##### Records for the exercise
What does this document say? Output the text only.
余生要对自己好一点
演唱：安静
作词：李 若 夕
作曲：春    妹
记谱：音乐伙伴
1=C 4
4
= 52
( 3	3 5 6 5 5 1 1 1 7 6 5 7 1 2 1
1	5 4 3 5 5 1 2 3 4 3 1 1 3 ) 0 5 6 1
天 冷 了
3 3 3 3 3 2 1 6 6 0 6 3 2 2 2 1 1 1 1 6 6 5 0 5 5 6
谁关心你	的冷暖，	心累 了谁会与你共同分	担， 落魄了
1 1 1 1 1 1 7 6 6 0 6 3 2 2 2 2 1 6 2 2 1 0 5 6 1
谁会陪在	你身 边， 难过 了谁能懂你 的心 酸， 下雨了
##########
_Stated problem_
Without leaving anything out, quote all the data.

_The output_
What does this document say? Output the text only.
余生要对自己好一点
演唱：安静
作词：李 若 夕
作曲：春    妹
记谱：音乐伙伴
1=C 4
4
= 52
( 3	3 5 6 5 5 1 1 1 7 6 5 7 1 2 1
1	5 4 3 5 5 1 2 3 4 3 1 1 3 ) 0 5 6 1
天 冷 了
3 3 3 3 3 2 1 6 6 0 6 3 2 2 2 1 1 1 1 6 6 5 0 5 5 6
谁关心你	的冷暖，	心累 了谁会与你共同分	担， 落魄了
1 1 1 1 1 1 7 6 6 0 6 3 2 2 2 2 1 6 2 2 1 0 5 6 1
谁会陪在	你身 边， 难过 了谁能懂你 的心 酸， 下雨了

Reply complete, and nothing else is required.